Task instructions
Would you return all of this data exactly, leaving nothing out?

Records supplied
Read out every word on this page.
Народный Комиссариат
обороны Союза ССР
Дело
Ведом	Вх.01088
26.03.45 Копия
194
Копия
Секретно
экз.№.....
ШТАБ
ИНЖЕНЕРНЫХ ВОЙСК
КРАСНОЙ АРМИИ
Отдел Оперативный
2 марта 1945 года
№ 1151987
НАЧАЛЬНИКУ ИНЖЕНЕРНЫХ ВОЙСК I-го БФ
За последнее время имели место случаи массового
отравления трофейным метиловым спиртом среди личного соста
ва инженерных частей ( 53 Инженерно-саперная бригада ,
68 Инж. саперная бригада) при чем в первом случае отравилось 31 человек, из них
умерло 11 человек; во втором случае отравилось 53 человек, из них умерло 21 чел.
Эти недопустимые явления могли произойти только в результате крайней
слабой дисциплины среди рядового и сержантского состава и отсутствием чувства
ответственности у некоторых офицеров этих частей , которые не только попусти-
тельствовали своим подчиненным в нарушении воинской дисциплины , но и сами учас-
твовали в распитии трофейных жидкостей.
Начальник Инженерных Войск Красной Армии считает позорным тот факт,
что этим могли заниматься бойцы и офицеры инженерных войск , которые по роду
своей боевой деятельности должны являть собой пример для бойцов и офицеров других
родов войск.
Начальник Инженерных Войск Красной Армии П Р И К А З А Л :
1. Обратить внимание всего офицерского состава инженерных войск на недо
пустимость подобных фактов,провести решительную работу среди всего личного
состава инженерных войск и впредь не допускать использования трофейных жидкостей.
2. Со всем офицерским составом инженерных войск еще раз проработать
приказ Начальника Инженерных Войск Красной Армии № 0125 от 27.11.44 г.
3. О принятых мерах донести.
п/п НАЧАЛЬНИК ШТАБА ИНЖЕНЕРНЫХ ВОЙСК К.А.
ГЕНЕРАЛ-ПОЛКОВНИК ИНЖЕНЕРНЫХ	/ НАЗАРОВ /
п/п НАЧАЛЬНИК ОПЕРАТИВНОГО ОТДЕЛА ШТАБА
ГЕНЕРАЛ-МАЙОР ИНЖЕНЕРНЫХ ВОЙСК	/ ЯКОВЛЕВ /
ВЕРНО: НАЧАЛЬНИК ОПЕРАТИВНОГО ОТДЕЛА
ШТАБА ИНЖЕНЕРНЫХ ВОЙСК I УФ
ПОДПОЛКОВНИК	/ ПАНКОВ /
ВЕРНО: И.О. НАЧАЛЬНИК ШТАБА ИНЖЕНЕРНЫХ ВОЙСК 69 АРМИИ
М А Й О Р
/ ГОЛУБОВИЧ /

Response to this exercise
Read out every word on this page.
Народный Комиссариат
обороны Союза ССР
Дело
Ведом	Вх.01088
26.03.45 Копия
194
Копия
Секретно
экз.№.....
ШТАБ
ИНЖЕНЕРНЫХ ВОЙСК
КРАСНОЙ АРМИИ
Отдел Оперативный
2 марта 1945 года
№ 1151987
НАЧАЛЬНИКУ ИНЖЕНЕРНЫХ ВОЙСК I-го БФ
За последнее время имели место случаи массового
отравления трофейным метиловым спиртом среди личного соста
ва инженерных частей ( 53 Инженерно-саперная бригада ,
68 Инж. саперная бригада) при чем в первом случае отравилось 31 человек, из них
умерло 11 человек; во втором случае отравилось 53 человек, из них умерло 21 чел.
Эти недопустимые явления могли произойти только в результате крайней
слабой дисциплины среди рядового и сержантского состава и отсутствием чувства
ответственности у некоторых офицеров этих частей , которые не только попусти-
тельствовали своим подчиненным в нарушении воинской дисциплины , но и сами учас-
твовали в распитии трофейных жидкостей.
Начальник Инженерных Войск Красной Армии считает позорным тот факт,
что этим могли заниматься бойцы и офицеры инженерных войск , которые по роду
своей боевой деятельности должны являть собой пример для бойцов и офицеров других
родов войск.
Начальник Инженерных Войск Красной Армии П Р И К А З А Л :
1. Обратить внимание всего офицерского состава инженерных войск на недо
пустимость подобных фактов,провести решительную работу среди всего личного
состава инженерных войск и впредь не допускать использования трофейных жидкостей.
2. Со всем офицерским составом инженерных войск еще раз проработать
приказ Начальника Инженерных Войск Красной Армии № 0125 от 27.11.44 г.
3. О принятых мерах донести.
п/п НАЧАЛЬНИК ШТАБА ИНЖЕНЕРНЫХ ВОЙСК К.А.
ГЕНЕРАЛ-ПОЛКОВНИК ИНЖЕНЕРНЫХ	/ НАЗАРОВ /
п/п НАЧАЛЬНИК ОПЕРАТИВНОГО ОТДЕЛА ШТАБА
ГЕНЕРАЛ-МАЙОР ИНЖЕНЕРНЫХ ВОЙСК	/ ЯКОВЛЕВ /
ВЕРНО: НАЧАЛЬНИК ОПЕРАТИВНОГО ОТДЕЛА
ШТАБА ИНЖЕНЕРНЫХ ВОЙСК I УФ
ПОДПОЛКОВНИК	/ ПАНКОВ /
ВЕРНО: И.О. НАЧАЛЬНИК ШТАБА ИНЖЕНЕРНЫХ ВОЙСК 69 АРМИИ
М А Й О Р
/ ГОЛУБОВИЧ /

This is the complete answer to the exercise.